(Dataset records)
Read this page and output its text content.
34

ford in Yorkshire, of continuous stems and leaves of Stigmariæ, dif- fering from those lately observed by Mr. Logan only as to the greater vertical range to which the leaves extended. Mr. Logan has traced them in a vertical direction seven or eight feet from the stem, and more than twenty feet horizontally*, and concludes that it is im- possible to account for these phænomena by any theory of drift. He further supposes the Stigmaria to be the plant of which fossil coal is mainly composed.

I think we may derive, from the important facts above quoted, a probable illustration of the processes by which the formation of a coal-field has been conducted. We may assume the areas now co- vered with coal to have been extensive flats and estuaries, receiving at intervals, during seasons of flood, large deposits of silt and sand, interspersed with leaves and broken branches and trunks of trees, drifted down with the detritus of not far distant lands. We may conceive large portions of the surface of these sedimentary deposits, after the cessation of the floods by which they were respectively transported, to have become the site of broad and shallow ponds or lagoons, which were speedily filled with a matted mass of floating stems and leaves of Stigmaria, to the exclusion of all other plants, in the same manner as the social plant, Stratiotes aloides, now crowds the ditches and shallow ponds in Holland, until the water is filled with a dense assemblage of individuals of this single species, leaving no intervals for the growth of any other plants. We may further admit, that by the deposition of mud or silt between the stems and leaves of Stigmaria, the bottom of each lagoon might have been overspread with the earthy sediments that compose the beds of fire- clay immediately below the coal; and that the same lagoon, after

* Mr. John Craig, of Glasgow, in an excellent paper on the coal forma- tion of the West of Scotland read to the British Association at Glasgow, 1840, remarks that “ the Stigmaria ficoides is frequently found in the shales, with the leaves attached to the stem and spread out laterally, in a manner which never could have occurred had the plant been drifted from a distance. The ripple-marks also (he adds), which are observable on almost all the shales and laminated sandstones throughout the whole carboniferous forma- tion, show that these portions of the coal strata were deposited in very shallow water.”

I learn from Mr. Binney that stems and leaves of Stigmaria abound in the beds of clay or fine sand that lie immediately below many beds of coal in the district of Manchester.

What needs to be done ::
Retype all of the material above with every character intact.

Answer in full ::
Read this page and output its text content.
34

ford in Yorkshire, of continuous stems and leaves of Stigmariæ, dif- fering from those lately observed by Mr. Logan only as to the greater vertical range to which the leaves extended. Mr. Logan has traced them in a vertical direction seven or eight feet from the stem, and more than twenty feet horizontally*, and concludes that it is im- possible to account for these phænomena by any theory of drift. He further supposes the Stigmaria to be the plant of which fossil coal is mainly composed.

I think we may derive, from the important facts above quoted, a probable illustration of the processes by which the formation of a coal-field has been conducted. We may assume the areas now co- vered with coal to have been extensive flats and estuaries, receiving at intervals, during seasons of flood, large deposits of silt and sand, interspersed with leaves and broken branches and trunks of trees, drifted down with the detritus of not far distant lands. We may conceive large portions of the surface of these sedimentary deposits, after the cessation of the floods by which they were respectively transported, to have become the site of broad and shallow ponds or lagoons, which were speedily filled with a matted mass of floating stems and leaves of Stigmaria, to the exclusion of all other plants, in the same manner as the social plant, Stratiotes aloides, now crowds the ditches and shallow ponds in Holland, until the water is filled with a dense assemblage of individuals of this single species, leaving no intervals for the growth of any other plants. We may further admit, that by the deposition of mud or silt between the stems and leaves of Stigmaria, the bottom of each lagoon might have been overspread with the earthy sediments that compose the beds of fire- clay immediately below the coal; and that the same lagoon, after

* Mr. John Craig, of Glasgow, in an excellent paper on the coal forma- tion of the West of Scotland read to the British Association at Glasgow, 1840, remarks that “ the Stigmaria ficoides is frequently found in the shales, with the leaves attached to the stem and spread out laterally, in a manner which never could have occurred had the plant been drifted from a distance. The ripple-marks also (he adds), which are observable on almost all the shales and laminated sandstones throughout the whole carboniferous forma- tion, show that these portions of the coal strata were deposited in very shallow water.”

I learn from Mr. Binney that stems and leaves of Stigmaria abound in the beds of clay or fine sand that lie immediately below many beds of coal in the district of Manchester.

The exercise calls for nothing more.